## What the task asks
Return the records word for word. Any pictures in them are not part of the copy.

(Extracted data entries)
┌──

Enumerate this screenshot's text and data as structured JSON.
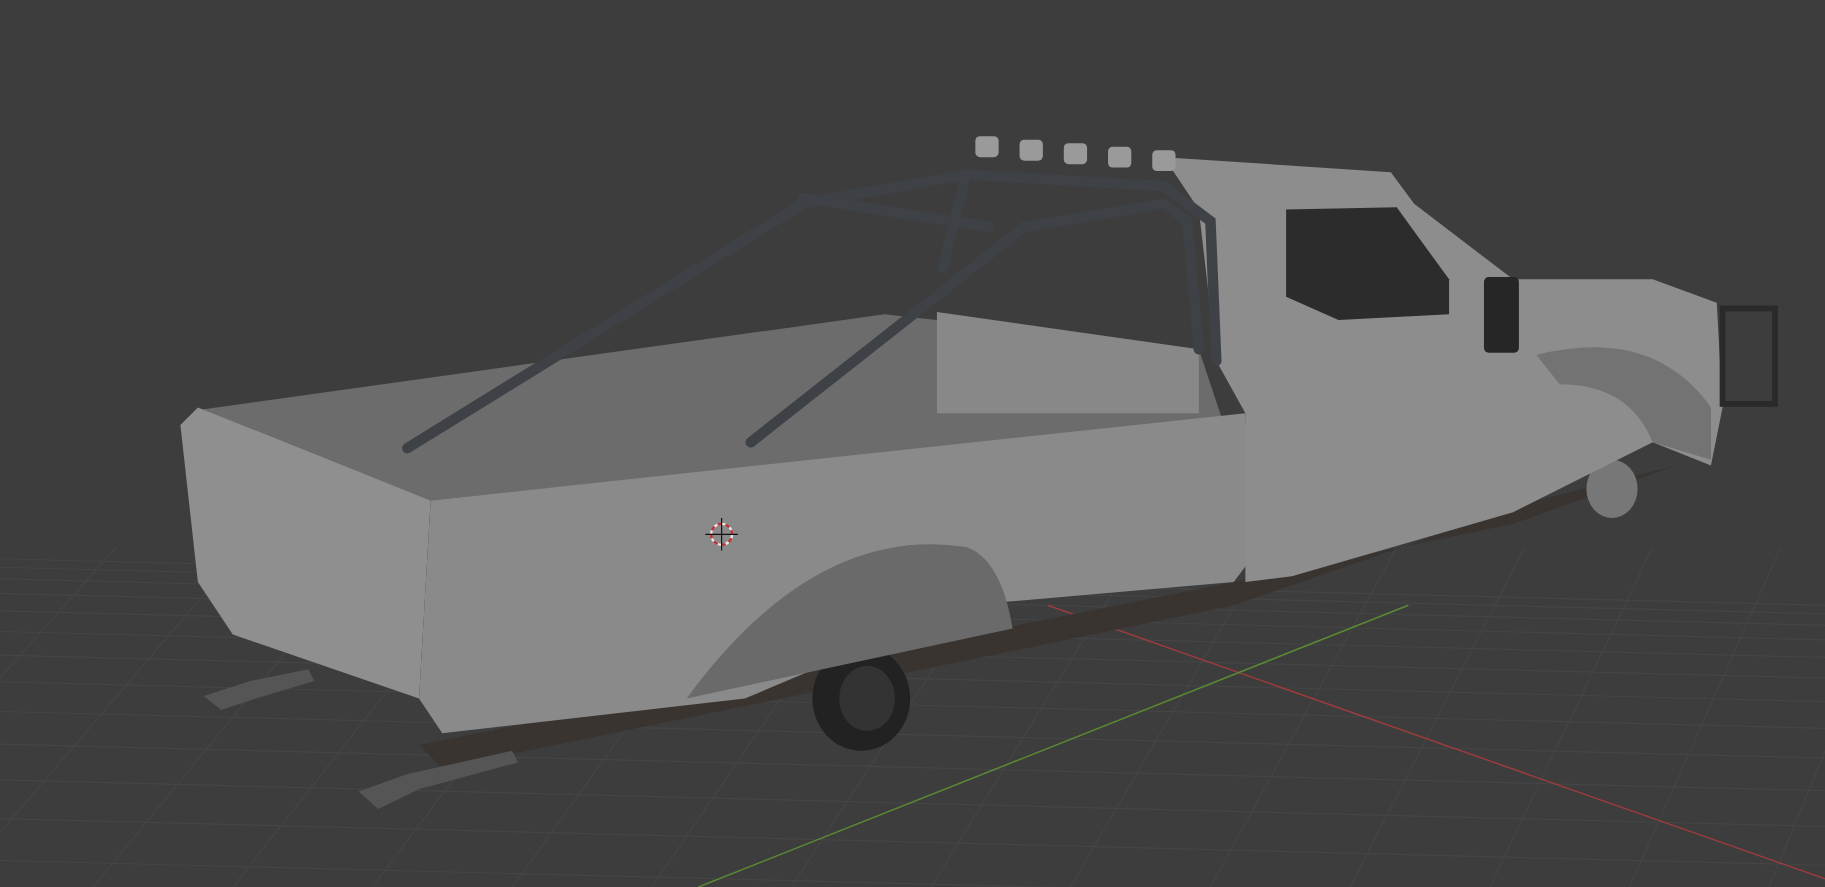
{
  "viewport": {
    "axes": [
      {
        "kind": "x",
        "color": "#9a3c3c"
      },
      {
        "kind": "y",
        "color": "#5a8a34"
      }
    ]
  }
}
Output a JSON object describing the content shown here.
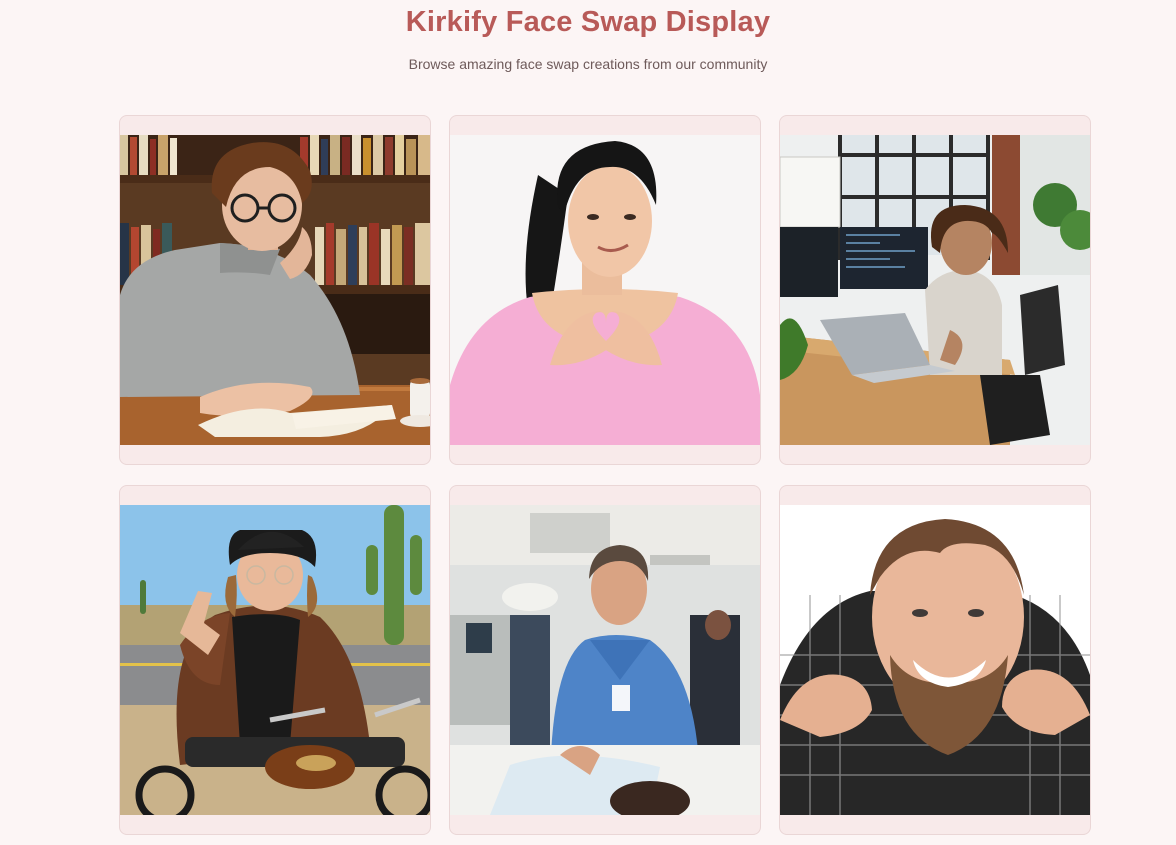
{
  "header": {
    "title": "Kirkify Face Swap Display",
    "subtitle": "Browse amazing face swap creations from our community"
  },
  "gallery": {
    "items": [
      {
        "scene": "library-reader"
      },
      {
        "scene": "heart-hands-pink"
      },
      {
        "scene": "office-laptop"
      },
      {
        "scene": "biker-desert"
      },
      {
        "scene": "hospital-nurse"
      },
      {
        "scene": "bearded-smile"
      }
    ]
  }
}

└──

## Result below
Enumerate this screenshot's text and data as structured JSON.
{
  "viewport": {
    "axes": [
      {
        "kind": "x",
        "color": "#9a3c3c"
      },
      {
        "kind": "y",
        "color": "#5a8a34"
      }
    ]
  }
}
Output a JSON object describing the content shown here.
{
  "header": {
    "title": "Kirkify Face Swap Display",
    "subtitle": "Browse amazing face swap creations from our community"
  },
  "gallery": {
    "items": [
      {
        "scene": "library-reader"
      },
      {
        "scene": "heart-hands-pink"
      },
      {
        "scene": "office-laptop"
      },
      {
        "scene": "biker-desert"
      },
      {
        "scene": "hospital-nurse"
      },
      {
        "scene": "bearded-smile"
      }
    ]
  }
}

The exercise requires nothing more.